** Directions for this task **
Of all the lines here, how many include the string "title"? Answer with the number only.
::: Stored rows :::
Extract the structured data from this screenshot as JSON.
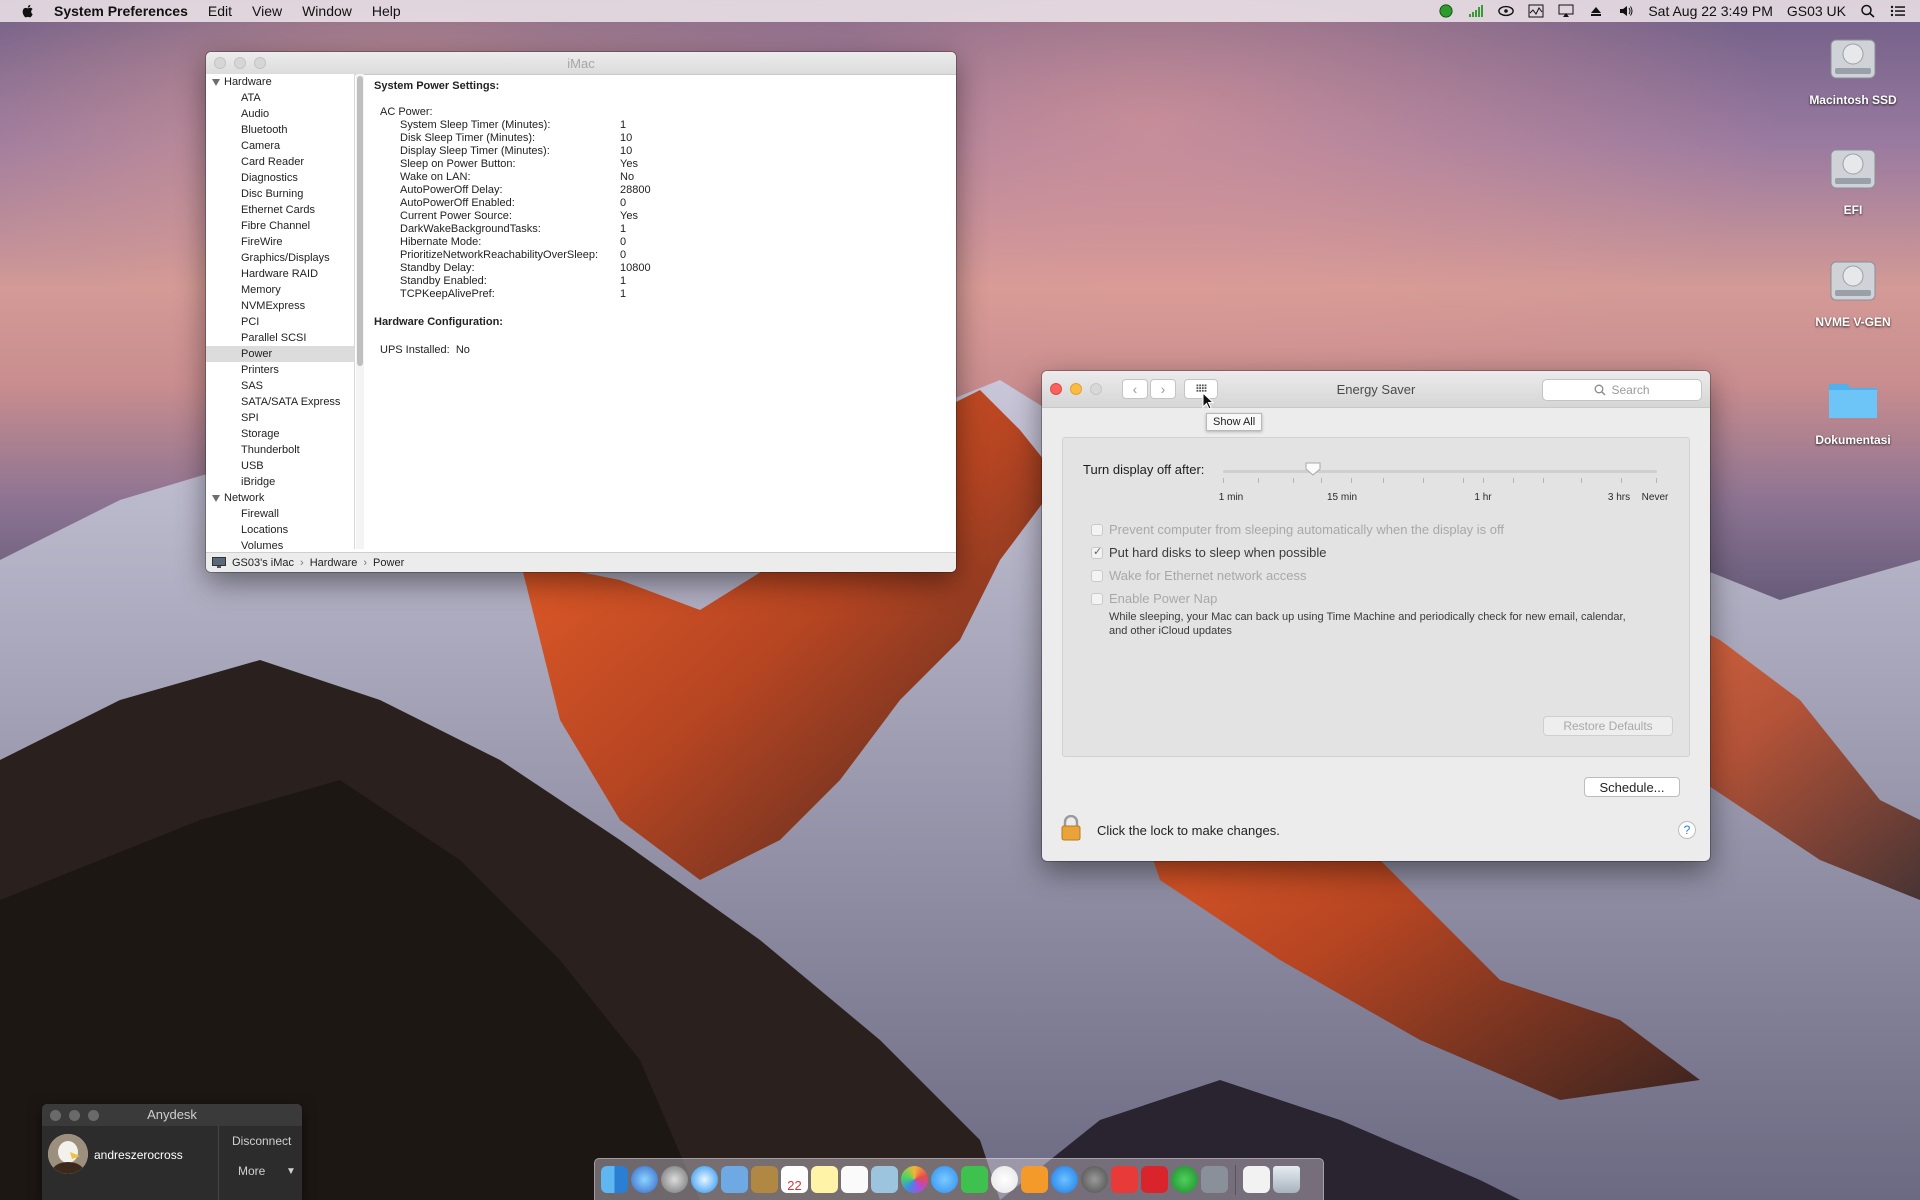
{
  "menubar": {
    "app_name": "System Preferences",
    "items": [
      "Edit",
      "View",
      "Window",
      "Help"
    ],
    "datetime": "Sat Aug 22  3:49 PM",
    "user": "GS03 UK"
  },
  "desktop": {
    "icons": [
      {
        "label": "Macintosh SSD"
      },
      {
        "label": "EFI"
      },
      {
        "label": "NVME V-GEN"
      },
      {
        "label": "Dokumentasi"
      }
    ]
  },
  "sysinfo": {
    "title": "iMac",
    "sidebar": {
      "hardware_label": "Hardware",
      "hardware_items": [
        "ATA",
        "Audio",
        "Bluetooth",
        "Camera",
        "Card Reader",
        "Diagnostics",
        "Disc Burning",
        "Ethernet Cards",
        "Fibre Channel",
        "FireWire",
        "Graphics/Displays",
        "Hardware RAID",
        "Memory",
        "NVMExpress",
        "PCI",
        "Parallel SCSI",
        "Power",
        "Printers",
        "SAS",
        "SATA/SATA Express",
        "SPI",
        "Storage",
        "Thunderbolt",
        "USB",
        "iBridge"
      ],
      "selected": "Power",
      "network_label": "Network",
      "network_items": [
        "Firewall",
        "Locations",
        "Volumes"
      ]
    },
    "main": {
      "heading": "System Power Settings:",
      "ac_power_label": "AC Power:",
      "rows": [
        {
          "k": "System Sleep Timer (Minutes):",
          "v": "1"
        },
        {
          "k": "Disk Sleep Timer (Minutes):",
          "v": "10"
        },
        {
          "k": "Display Sleep Timer (Minutes):",
          "v": "10"
        },
        {
          "k": "Sleep on Power Button:",
          "v": "Yes"
        },
        {
          "k": "Wake on LAN:",
          "v": "No"
        },
        {
          "k": "AutoPowerOff Delay:",
          "v": "28800"
        },
        {
          "k": "AutoPowerOff Enabled:",
          "v": "0"
        },
        {
          "k": "Current Power Source:",
          "v": "Yes"
        },
        {
          "k": "DarkWakeBackgroundTasks:",
          "v": "1"
        },
        {
          "k": "Hibernate Mode:",
          "v": "0"
        },
        {
          "k": "PrioritizeNetworkReachabilityOverSleep:",
          "v": "0"
        },
        {
          "k": "Standby Delay:",
          "v": "10800"
        },
        {
          "k": "Standby Enabled:",
          "v": "1"
        },
        {
          "k": "TCPKeepAlivePref:",
          "v": "1"
        }
      ],
      "hw_config_heading": "Hardware Configuration:",
      "ups_label": "UPS Installed:",
      "ups_value": "No"
    },
    "status": {
      "computer": "GS03's iMac",
      "crumb1": "Hardware",
      "crumb2": "Power"
    }
  },
  "energy": {
    "title": "Energy Saver",
    "search_placeholder": "Search",
    "tooltip": "Show All",
    "slider_label": "Turn display off after:",
    "slider_value_min": 10,
    "tick_labels": [
      "1 min",
      "15 min",
      "1 hr",
      "3 hrs",
      "Never"
    ],
    "checkboxes": [
      {
        "label": "Prevent computer from sleeping automatically when the display is off",
        "checked": false,
        "enabled": false
      },
      {
        "label": "Put hard disks to sleep when possible",
        "checked": true,
        "enabled": true
      },
      {
        "label": "Wake for Ethernet network access",
        "checked": false,
        "enabled": false
      },
      {
        "label": "Enable Power Nap",
        "checked": false,
        "enabled": false
      }
    ],
    "power_nap_desc": "While sleeping, your Mac can back up using Time Machine and periodically check for new email, calendar, and other iCloud updates",
    "restore_label": "Restore Defaults",
    "schedule_label": "Schedule...",
    "lock_text": "Click the lock to make changes.",
    "help_label": "?"
  },
  "anydesk": {
    "title": "Anydesk",
    "username": "andreszerocross",
    "disconnect": "Disconnect",
    "more": "More"
  },
  "dock": {
    "apps": [
      "finder",
      "siri",
      "launchpad",
      "safari",
      "mail-photo",
      "notes-brown",
      "calendar",
      "notes",
      "reminders",
      "photos-preview",
      "photos",
      "messages",
      "facetime",
      "itunes",
      "ibooks",
      "app-store",
      "system-preferences",
      "anydesk",
      "photo-booth",
      "spotify",
      "terminal",
      "documents",
      "trash"
    ],
    "calendar_day": "22"
  }
}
:::
** Written answer **
3